● PROBLEM
Please copy every line of the records below that holds the word "Forecast".

● DATA IN THIS EXERCISE
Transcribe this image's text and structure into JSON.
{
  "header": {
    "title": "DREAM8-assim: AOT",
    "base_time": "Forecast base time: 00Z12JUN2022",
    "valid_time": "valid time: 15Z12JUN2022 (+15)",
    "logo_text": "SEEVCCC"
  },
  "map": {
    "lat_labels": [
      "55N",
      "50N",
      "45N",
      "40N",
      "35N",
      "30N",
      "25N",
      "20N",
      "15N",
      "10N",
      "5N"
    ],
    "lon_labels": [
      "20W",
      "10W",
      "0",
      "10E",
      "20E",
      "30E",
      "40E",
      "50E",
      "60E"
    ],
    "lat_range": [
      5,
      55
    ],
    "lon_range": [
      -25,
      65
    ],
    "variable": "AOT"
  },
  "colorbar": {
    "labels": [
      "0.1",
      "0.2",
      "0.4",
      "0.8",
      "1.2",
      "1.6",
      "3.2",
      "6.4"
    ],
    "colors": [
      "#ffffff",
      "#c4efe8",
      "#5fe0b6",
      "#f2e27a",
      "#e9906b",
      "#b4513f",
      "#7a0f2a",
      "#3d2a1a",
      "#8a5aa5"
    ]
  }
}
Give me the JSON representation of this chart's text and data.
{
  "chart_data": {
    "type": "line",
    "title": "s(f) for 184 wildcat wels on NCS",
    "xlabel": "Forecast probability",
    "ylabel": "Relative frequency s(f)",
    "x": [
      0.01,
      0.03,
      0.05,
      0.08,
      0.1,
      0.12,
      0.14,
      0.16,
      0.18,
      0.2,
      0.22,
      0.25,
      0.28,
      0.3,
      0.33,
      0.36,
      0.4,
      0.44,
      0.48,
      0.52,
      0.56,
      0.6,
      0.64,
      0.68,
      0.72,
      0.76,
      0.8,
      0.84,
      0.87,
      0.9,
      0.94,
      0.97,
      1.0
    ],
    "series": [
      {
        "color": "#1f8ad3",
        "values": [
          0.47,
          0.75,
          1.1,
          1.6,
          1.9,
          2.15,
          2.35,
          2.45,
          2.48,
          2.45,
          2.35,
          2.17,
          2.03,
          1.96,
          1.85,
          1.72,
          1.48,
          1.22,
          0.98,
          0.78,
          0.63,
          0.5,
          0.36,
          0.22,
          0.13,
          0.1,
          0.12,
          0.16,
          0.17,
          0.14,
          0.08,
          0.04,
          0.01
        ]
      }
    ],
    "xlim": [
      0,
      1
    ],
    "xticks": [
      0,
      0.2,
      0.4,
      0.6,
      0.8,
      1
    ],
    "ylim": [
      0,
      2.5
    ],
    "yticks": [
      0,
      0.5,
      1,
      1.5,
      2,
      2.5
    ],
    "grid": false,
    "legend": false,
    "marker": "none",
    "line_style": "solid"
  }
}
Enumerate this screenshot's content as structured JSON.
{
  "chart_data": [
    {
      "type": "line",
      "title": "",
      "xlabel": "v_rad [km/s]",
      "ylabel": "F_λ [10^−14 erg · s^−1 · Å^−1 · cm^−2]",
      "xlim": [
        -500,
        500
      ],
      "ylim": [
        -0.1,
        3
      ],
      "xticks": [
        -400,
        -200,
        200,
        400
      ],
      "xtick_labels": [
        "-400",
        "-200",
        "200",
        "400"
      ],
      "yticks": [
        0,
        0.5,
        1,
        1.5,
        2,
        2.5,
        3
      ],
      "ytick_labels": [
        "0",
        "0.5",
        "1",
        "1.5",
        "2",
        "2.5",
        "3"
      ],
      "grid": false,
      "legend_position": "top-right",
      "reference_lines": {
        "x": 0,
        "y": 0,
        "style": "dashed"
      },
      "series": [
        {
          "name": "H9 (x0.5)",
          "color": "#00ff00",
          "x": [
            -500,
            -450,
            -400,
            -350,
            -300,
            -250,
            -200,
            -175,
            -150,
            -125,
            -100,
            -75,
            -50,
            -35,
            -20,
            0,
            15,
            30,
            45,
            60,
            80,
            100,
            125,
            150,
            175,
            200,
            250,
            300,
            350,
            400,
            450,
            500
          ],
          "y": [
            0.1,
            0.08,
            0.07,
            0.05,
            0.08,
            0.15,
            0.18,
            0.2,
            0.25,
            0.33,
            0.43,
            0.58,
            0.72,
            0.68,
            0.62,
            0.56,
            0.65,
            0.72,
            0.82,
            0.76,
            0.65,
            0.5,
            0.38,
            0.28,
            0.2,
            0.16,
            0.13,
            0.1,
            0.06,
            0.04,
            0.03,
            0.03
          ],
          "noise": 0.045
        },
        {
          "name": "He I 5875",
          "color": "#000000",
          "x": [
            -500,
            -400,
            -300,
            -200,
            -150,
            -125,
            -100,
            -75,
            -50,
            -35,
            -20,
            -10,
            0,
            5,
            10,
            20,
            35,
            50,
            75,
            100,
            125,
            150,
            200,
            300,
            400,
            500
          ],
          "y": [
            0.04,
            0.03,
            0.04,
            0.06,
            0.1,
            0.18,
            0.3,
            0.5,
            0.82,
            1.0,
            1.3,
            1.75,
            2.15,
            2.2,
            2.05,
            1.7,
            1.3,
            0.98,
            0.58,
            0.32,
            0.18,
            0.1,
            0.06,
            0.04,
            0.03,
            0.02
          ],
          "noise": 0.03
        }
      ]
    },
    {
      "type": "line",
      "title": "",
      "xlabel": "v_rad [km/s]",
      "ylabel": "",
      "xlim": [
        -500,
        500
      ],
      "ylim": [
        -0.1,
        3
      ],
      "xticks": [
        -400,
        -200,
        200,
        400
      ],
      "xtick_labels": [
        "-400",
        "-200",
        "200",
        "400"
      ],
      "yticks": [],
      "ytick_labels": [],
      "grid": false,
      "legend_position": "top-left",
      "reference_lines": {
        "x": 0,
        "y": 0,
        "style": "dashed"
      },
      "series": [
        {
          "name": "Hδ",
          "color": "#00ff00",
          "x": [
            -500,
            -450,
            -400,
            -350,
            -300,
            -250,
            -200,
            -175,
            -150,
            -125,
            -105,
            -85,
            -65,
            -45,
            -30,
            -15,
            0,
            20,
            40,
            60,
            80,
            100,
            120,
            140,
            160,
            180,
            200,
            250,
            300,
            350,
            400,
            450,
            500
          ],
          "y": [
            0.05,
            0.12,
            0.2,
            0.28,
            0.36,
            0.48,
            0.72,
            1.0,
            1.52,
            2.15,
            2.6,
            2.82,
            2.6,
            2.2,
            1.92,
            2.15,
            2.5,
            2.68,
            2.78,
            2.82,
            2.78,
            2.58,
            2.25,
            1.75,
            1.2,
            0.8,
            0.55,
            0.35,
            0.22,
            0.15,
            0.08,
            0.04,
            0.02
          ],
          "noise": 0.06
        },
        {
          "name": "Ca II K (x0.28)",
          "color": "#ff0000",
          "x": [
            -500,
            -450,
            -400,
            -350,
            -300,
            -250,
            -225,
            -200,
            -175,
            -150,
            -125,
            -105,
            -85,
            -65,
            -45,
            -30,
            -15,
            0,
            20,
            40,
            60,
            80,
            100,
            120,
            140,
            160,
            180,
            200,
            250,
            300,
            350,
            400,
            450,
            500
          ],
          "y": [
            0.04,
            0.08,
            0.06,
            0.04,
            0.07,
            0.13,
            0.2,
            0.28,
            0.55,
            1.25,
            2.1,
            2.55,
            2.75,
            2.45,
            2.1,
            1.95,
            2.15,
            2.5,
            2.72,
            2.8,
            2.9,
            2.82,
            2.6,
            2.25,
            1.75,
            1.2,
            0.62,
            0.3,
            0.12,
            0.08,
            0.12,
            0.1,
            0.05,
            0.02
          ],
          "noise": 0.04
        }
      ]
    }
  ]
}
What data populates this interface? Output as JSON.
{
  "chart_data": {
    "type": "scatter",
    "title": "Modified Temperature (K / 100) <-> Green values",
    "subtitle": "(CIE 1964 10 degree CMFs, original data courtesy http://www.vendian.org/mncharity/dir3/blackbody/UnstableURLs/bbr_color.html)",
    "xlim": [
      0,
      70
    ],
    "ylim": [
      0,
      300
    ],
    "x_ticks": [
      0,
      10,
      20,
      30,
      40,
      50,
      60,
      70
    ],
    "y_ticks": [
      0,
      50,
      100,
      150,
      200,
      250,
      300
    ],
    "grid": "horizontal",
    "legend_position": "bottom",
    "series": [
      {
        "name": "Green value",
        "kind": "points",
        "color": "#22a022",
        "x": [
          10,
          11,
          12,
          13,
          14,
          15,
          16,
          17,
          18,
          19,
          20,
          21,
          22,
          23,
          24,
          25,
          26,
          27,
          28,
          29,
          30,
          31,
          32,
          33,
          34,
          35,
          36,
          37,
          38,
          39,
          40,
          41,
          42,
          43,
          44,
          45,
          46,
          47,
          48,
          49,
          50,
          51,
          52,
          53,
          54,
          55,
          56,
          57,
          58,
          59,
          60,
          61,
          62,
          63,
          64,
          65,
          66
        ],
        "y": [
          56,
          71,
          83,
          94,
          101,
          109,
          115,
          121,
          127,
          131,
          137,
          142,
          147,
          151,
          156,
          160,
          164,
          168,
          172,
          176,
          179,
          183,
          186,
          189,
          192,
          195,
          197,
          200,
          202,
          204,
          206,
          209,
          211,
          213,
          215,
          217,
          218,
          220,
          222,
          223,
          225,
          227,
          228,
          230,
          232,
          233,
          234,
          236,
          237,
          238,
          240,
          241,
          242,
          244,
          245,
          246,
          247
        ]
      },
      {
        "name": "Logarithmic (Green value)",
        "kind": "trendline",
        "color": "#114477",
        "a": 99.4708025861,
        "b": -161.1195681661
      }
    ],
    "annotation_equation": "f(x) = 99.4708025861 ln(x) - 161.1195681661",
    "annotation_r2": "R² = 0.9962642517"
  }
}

● WRITTEN RESPONSE
    "base_time": "Forecast base time: 00Z12JUN2022",
    "xlabel": "Forecast probability",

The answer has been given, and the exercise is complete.